EXERCISE AIM:
Tell how many lines include the string "JSON". Answer with a single number.

-- START OF SUPPLIED RECORDS --

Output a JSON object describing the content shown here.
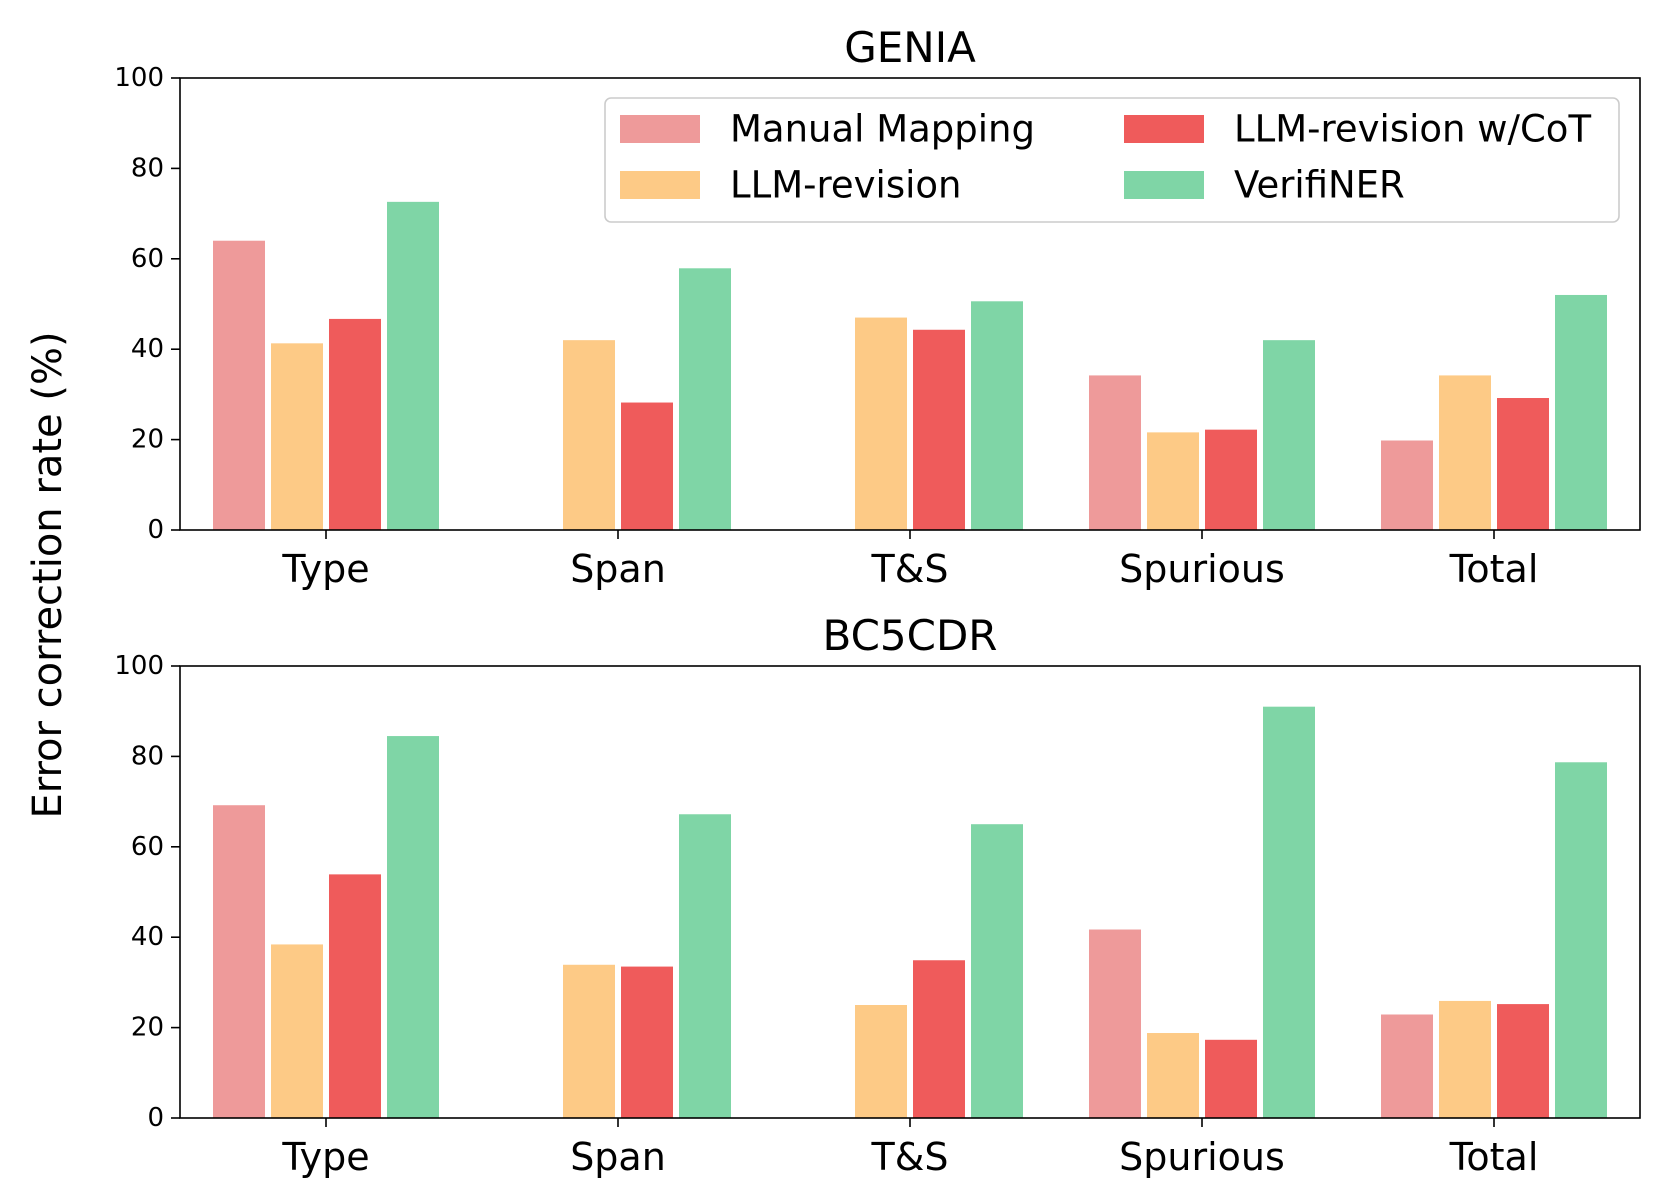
{
  "chart_data": {
    "type": "bar",
    "ylabel": "Error correction rate (%)",
    "ylim": [
      0,
      100
    ],
    "yticks": [
      0,
      20,
      40,
      60,
      80,
      100
    ],
    "grid": false,
    "legend_position": "top-right (upper panel)",
    "categories": [
      "Type",
      "Span",
      "T&S",
      "Spurious",
      "Total"
    ],
    "series_names": [
      "Manual Mapping",
      "LLM-revision",
      "LLM-revision w/CoT",
      "VerifiNER"
    ],
    "colors": [
      "#ee9a9a",
      "#fdca86",
      "#ef5b5b",
      "#7fd5a6"
    ],
    "panels": [
      {
        "title": "GENIA",
        "series": [
          {
            "name": "Manual Mapping",
            "values": [
              64,
              null,
              null,
              34.2,
              19.8
            ]
          },
          {
            "name": "LLM-revision",
            "values": [
              41.3,
              42,
              47,
              21.6,
              34.2
            ]
          },
          {
            "name": "LLM-revision w/CoT",
            "values": [
              46.7,
              28.2,
              44.3,
              22.2,
              29.2
            ]
          },
          {
            "name": "VerifiNER",
            "values": [
              72.6,
              57.9,
              50.6,
              42,
              52
            ]
          }
        ]
      },
      {
        "title": "BC5CDR",
        "series": [
          {
            "name": "Manual Mapping",
            "values": [
              69.2,
              null,
              null,
              41.7,
              22.9
            ]
          },
          {
            "name": "LLM-revision",
            "values": [
              38.4,
              33.9,
              25,
              18.8,
              25.9
            ]
          },
          {
            "name": "LLM-revision w/CoT",
            "values": [
              53.9,
              33.5,
              34.9,
              17.3,
              25.2
            ]
          },
          {
            "name": "VerifiNER",
            "values": [
              84.5,
              67.2,
              65,
              91,
              78.7
            ]
          }
        ]
      }
    ]
  }
}
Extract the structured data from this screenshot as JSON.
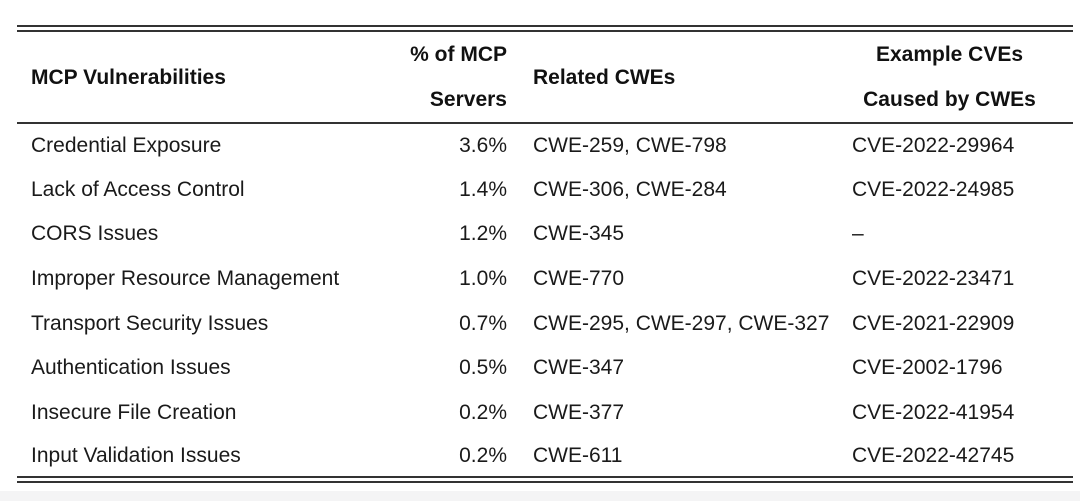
{
  "colors": {
    "rule": "#333333",
    "header_text": "#111111",
    "body_text": "#1a1a1a",
    "bottom_strip": "#f4f4f5",
    "background": "#ffffff"
  },
  "table": {
    "headers": {
      "vulnerabilities": "MCP Vulnerabilities",
      "percent_line1": "% of MCP",
      "percent_line2": "Servers",
      "related_cwes": "Related CWEs",
      "example_cves_line1": "Example CVEs",
      "example_cves_line2": "Caused by CWEs"
    },
    "rows": [
      {
        "vulnerability": "Credential Exposure",
        "percent": "3.6%",
        "cwes": "CWE-259, CWE-798",
        "cve": "CVE-2022-29964"
      },
      {
        "vulnerability": "Lack of Access Control",
        "percent": "1.4%",
        "cwes": "CWE-306, CWE-284",
        "cve": "CVE-2022-24985"
      },
      {
        "vulnerability": "CORS Issues",
        "percent": "1.2%",
        "cwes": "CWE-345",
        "cve": "–"
      },
      {
        "vulnerability": "Improper Resource Management",
        "percent": "1.0%",
        "cwes": "CWE-770",
        "cve": "CVE-2022-23471"
      },
      {
        "vulnerability": "Transport Security Issues",
        "percent": "0.7%",
        "cwes": "CWE-295, CWE-297, CWE-327",
        "cve": "CVE-2021-22909"
      },
      {
        "vulnerability": "Authentication Issues",
        "percent": "0.5%",
        "cwes": "CWE-347",
        "cve": "CVE-2002-1796"
      },
      {
        "vulnerability": "Insecure File Creation",
        "percent": "0.2%",
        "cwes": "CWE-377",
        "cve": "CVE-2022-41954"
      },
      {
        "vulnerability": "Input Validation Issues",
        "percent": "0.2%",
        "cwes": "CWE-611",
        "cve": "CVE-2022-42745"
      }
    ]
  },
  "chart_data": {
    "type": "table",
    "columns": [
      "MCP Vulnerabilities",
      "% of MCP Servers",
      "Related CWEs",
      "Example CVEs Caused by CWEs"
    ],
    "rows": [
      [
        "Credential Exposure",
        "3.6%",
        "CWE-259, CWE-798",
        "CVE-2022-29964"
      ],
      [
        "Lack of Access Control",
        "1.4%",
        "CWE-306, CWE-284",
        "CVE-2022-24985"
      ],
      [
        "CORS Issues",
        "1.2%",
        "CWE-345",
        "–"
      ],
      [
        "Improper Resource Management",
        "1.0%",
        "CWE-770",
        "CVE-2022-23471"
      ],
      [
        "Transport Security Issues",
        "0.7%",
        "CWE-295, CWE-297, CWE-327",
        "CVE-2021-22909"
      ],
      [
        "Authentication Issues",
        "0.5%",
        "CWE-347",
        "CVE-2002-1796"
      ],
      [
        "Insecure File Creation",
        "0.2%",
        "CWE-377",
        "CVE-2022-41954"
      ],
      [
        "Input Validation Issues",
        "0.2%",
        "CWE-611",
        "CVE-2022-42745"
      ]
    ]
  }
}
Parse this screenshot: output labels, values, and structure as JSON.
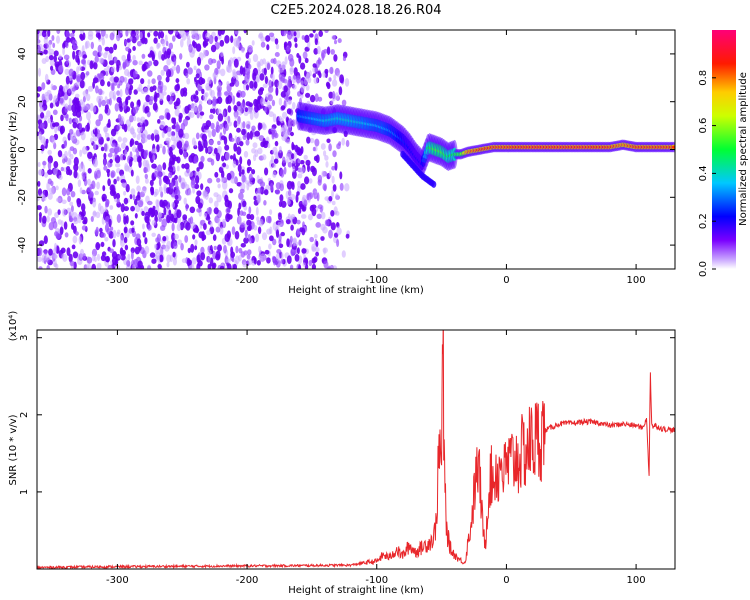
{
  "figure_title": "C2E5.2024.028.18.26.R04",
  "chart_data": [
    {
      "type": "heatmap",
      "xlabel": "Height of straight line (km)",
      "ylabel": "Frequency (Hz)",
      "xlim": [
        -362,
        130
      ],
      "ylim": [
        -50,
        50
      ],
      "x_ticks": [
        -300,
        -200,
        -100,
        0,
        100
      ],
      "x_tick_labels": [
        "-300",
        "-200",
        "-100",
        "0",
        "100"
      ],
      "y_ticks": [
        -40,
        -20,
        0,
        20,
        40
      ],
      "y_tick_labels": [
        "-40",
        "-20",
        "0",
        "20",
        "40"
      ],
      "colorbar": {
        "label": "Normalized spectral amplitude",
        "range": [
          0,
          1
        ],
        "ticks": [
          0,
          0.2,
          0.4,
          0.6,
          0.8
        ],
        "tick_labels": [
          "0.0",
          "0.2",
          "0.4",
          "0.6",
          "0.8"
        ],
        "colors": [
          "#ffffff",
          "#7a00ff",
          "#0000ff",
          "#00c8ff",
          "#00ff00",
          "#ffff00",
          "#ff0000",
          "#ff0066"
        ]
      },
      "noise_region_x": [
        -362,
        -122
      ],
      "signal_track": {
        "x": [
          -160,
          -150,
          -140,
          -130,
          -120,
          -110,
          -100,
          -95,
          -90,
          -85,
          -80,
          -75,
          -70,
          -65,
          -60,
          -55,
          -50,
          -45,
          -40,
          -35,
          -30,
          -20,
          -10,
          0,
          20,
          40,
          60,
          80,
          90,
          100,
          110,
          120,
          130
        ],
        "frequency": [
          14,
          13,
          12,
          13,
          12,
          11,
          10,
          9,
          8,
          6,
          4,
          1,
          -3,
          -6,
          1,
          0,
          -1,
          -3,
          -2,
          -2,
          -1,
          0,
          1,
          1,
          1,
          1,
          1,
          1,
          2,
          1,
          1,
          1,
          1
        ],
        "amplitude": [
          0.3,
          0.35,
          0.38,
          0.4,
          0.4,
          0.38,
          0.35,
          0.35,
          0.32,
          0.3,
          0.25,
          0.22,
          0.2,
          0.2,
          0.5,
          0.55,
          0.55,
          0.5,
          0.5,
          0.55,
          0.8,
          0.85,
          0.85,
          0.85,
          0.88,
          0.88,
          0.88,
          0.85,
          0.8,
          0.85,
          0.85,
          0.85,
          0.85
        ]
      },
      "secondary_track": {
        "x": [
          -80,
          -75,
          -70,
          -65,
          -60,
          -55
        ],
        "frequency": [
          -2,
          -5,
          -8,
          -11,
          -13,
          -15
        ]
      }
    },
    {
      "type": "line",
      "xlabel": "Height of straight line (km)",
      "ylabel": "SNR (10 * v/v)",
      "y_multiplier": "(x10⁴)",
      "xlim": [
        -362,
        130
      ],
      "ylim": [
        0,
        31000
      ],
      "x_ticks": [
        -300,
        -200,
        -100,
        0,
        100
      ],
      "x_tick_labels": [
        "-300",
        "-200",
        "-100",
        "0",
        "100"
      ],
      "y_ticks": [
        10000,
        20000,
        30000
      ],
      "y_tick_labels": [
        "1",
        "2",
        "3"
      ],
      "series": [
        {
          "color": "#e8262a",
          "x": [
            -362,
            -300,
            -200,
            -150,
            -120,
            -110,
            -100,
            -95,
            -90,
            -85,
            -80,
            -75,
            -70,
            -65,
            -60,
            -56,
            -54,
            -52,
            -50,
            -49,
            -48,
            -47,
            -46,
            -45,
            -44,
            -43,
            -42,
            -40,
            -38,
            -36,
            -34,
            -32,
            -30,
            -28,
            -26,
            -24,
            -22,
            -20,
            -18,
            -16,
            -14,
            -12,
            -10,
            -8,
            -6,
            -4,
            -2,
            0,
            5,
            10,
            15,
            20,
            25,
            30,
            40,
            50,
            60,
            70,
            80,
            90,
            100,
            105,
            108,
            110,
            111,
            112,
            113,
            115,
            120,
            125,
            130
          ],
          "y": [
            200,
            300,
            400,
            450,
            500,
            800,
            1000,
            1800,
            1500,
            2500,
            1700,
            3000,
            2200,
            2800,
            3400,
            4000,
            6500,
            15500,
            14000,
            31000,
            13000,
            9000,
            5000,
            4000,
            3200,
            2600,
            2200,
            1900,
            1500,
            1200,
            1000,
            800,
            3000,
            5000,
            7800,
            11000,
            13500,
            10500,
            4500,
            3500,
            10000,
            12000,
            11500,
            13000,
            12000,
            14500,
            12000,
            13500,
            14000,
            14500,
            15500,
            16500,
            17000,
            18000,
            18800,
            18900,
            19100,
            19000,
            18600,
            18800,
            18600,
            18300,
            19500,
            12200,
            25500,
            19000,
            18400,
            18600,
            18200,
            18100,
            18000
          ]
        }
      ]
    }
  ]
}
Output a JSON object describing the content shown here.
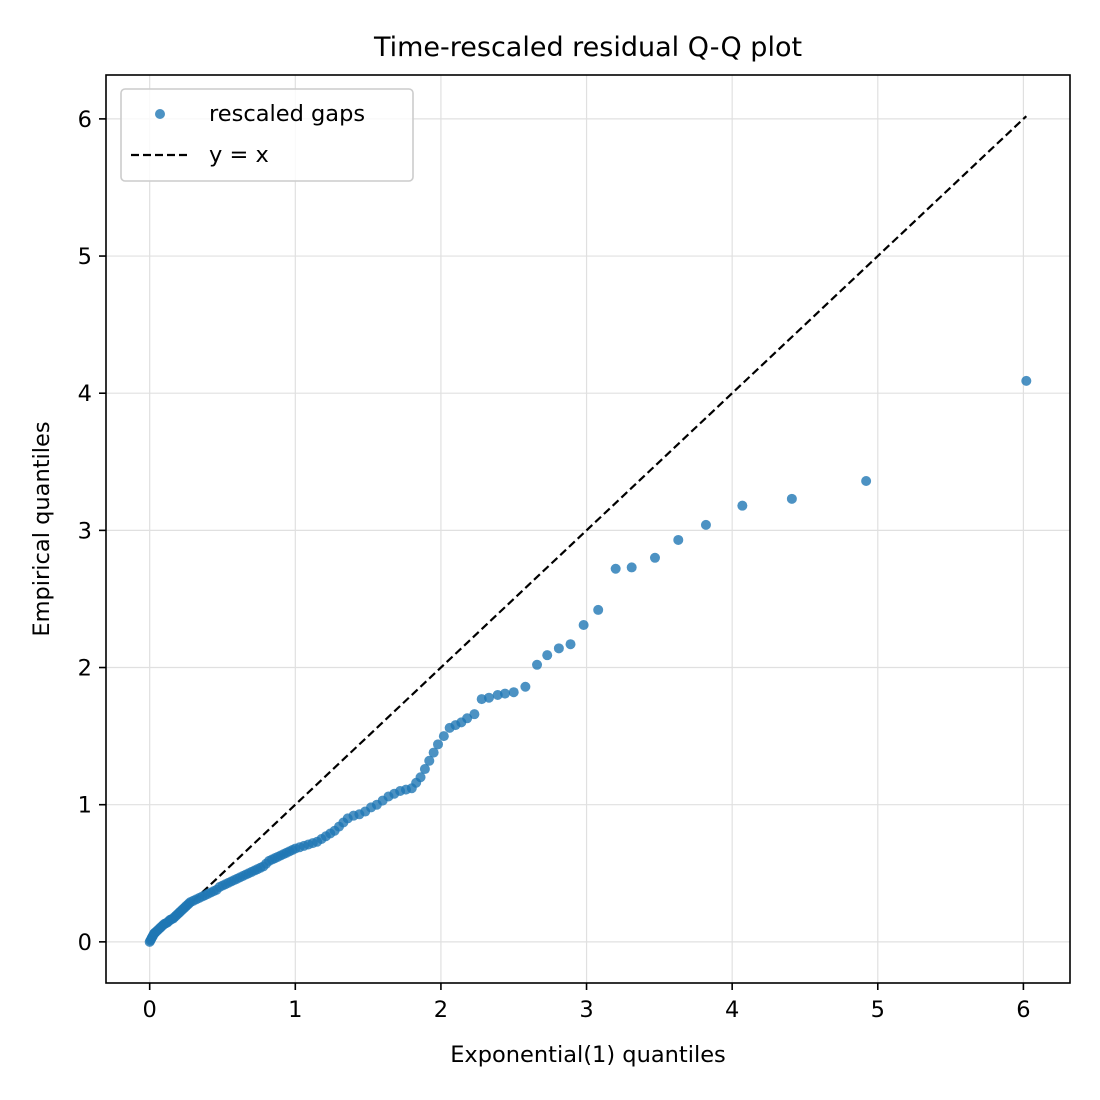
{
  "chart_data": {
    "type": "scatter",
    "title": "Time-rescaled residual Q-Q plot",
    "xlabel": "Exponential(1) quantiles",
    "ylabel": "Empirical quantiles",
    "xlim": [
      -0.3,
      6.32
    ],
    "ylim": [
      -0.3,
      6.32
    ],
    "xticks": [
      0,
      1,
      2,
      3,
      4,
      5,
      6
    ],
    "yticks": [
      0,
      1,
      2,
      3,
      4,
      5,
      6
    ],
    "grid": true,
    "legend_position": "upper-left",
    "series": [
      {
        "name": "rescaled gaps",
        "kind": "scatter",
        "color": "#1f77b4",
        "x": [
          0.0,
          0.005,
          0.01,
          0.015,
          0.02,
          0.025,
          0.03,
          0.035,
          0.04,
          0.05,
          0.06,
          0.07,
          0.08,
          0.09,
          0.1,
          0.11,
          0.12,
          0.13,
          0.14,
          0.15,
          0.16,
          0.17,
          0.18,
          0.19,
          0.2,
          0.21,
          0.22,
          0.23,
          0.24,
          0.25,
          0.26,
          0.27,
          0.28,
          0.3,
          0.32,
          0.34,
          0.36,
          0.38,
          0.4,
          0.42,
          0.44,
          0.46,
          0.48,
          0.5,
          0.52,
          0.54,
          0.56,
          0.58,
          0.6,
          0.62,
          0.64,
          0.66,
          0.68,
          0.7,
          0.72,
          0.74,
          0.76,
          0.78,
          0.8,
          0.82,
          0.84,
          0.86,
          0.88,
          0.9,
          0.92,
          0.94,
          0.96,
          0.98,
          1.0,
          1.03,
          1.06,
          1.09,
          1.12,
          1.15,
          1.18,
          1.21,
          1.24,
          1.27,
          1.3,
          1.33,
          1.36,
          1.4,
          1.44,
          1.48,
          1.52,
          1.56,
          1.6,
          1.64,
          1.68,
          1.72,
          1.76,
          1.8,
          1.83,
          1.86,
          1.89,
          1.92,
          1.95,
          1.98,
          2.02,
          2.06,
          2.1,
          2.14,
          2.18,
          2.23,
          2.28,
          2.33,
          2.39,
          2.44,
          2.5,
          2.58,
          2.66,
          2.73,
          2.81,
          2.89,
          2.98,
          3.08,
          3.2,
          3.31,
          3.47,
          3.63,
          3.82,
          4.07,
          4.41,
          4.92,
          6.02
        ],
        "y": [
          0.0,
          0.01,
          0.02,
          0.03,
          0.04,
          0.05,
          0.06,
          0.065,
          0.07,
          0.08,
          0.09,
          0.1,
          0.11,
          0.12,
          0.13,
          0.135,
          0.14,
          0.15,
          0.16,
          0.165,
          0.17,
          0.18,
          0.19,
          0.2,
          0.21,
          0.22,
          0.23,
          0.24,
          0.25,
          0.26,
          0.27,
          0.28,
          0.29,
          0.3,
          0.31,
          0.32,
          0.33,
          0.34,
          0.35,
          0.36,
          0.37,
          0.38,
          0.4,
          0.41,
          0.42,
          0.43,
          0.44,
          0.45,
          0.46,
          0.47,
          0.48,
          0.49,
          0.5,
          0.51,
          0.52,
          0.53,
          0.54,
          0.55,
          0.57,
          0.59,
          0.6,
          0.61,
          0.62,
          0.63,
          0.64,
          0.65,
          0.66,
          0.67,
          0.68,
          0.69,
          0.7,
          0.71,
          0.72,
          0.73,
          0.75,
          0.77,
          0.79,
          0.81,
          0.84,
          0.87,
          0.9,
          0.92,
          0.93,
          0.95,
          0.98,
          1.0,
          1.03,
          1.06,
          1.08,
          1.1,
          1.11,
          1.12,
          1.16,
          1.2,
          1.26,
          1.32,
          1.38,
          1.44,
          1.5,
          1.56,
          1.58,
          1.6,
          1.63,
          1.66,
          1.77,
          1.78,
          1.8,
          1.81,
          1.82,
          1.86,
          2.02,
          2.09,
          2.14,
          2.17,
          2.31,
          2.42,
          2.72,
          2.73,
          2.8,
          2.93,
          3.04,
          3.18,
          3.23,
          3.36,
          4.09
        ]
      },
      {
        "name": "y = x",
        "kind": "line",
        "color": "#000000",
        "x": [
          0,
          6.02
        ],
        "y": [
          0,
          6.02
        ]
      }
    ]
  }
}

-- END OF SUPPLIED RECORDS --

EXERCISE RESULT:
4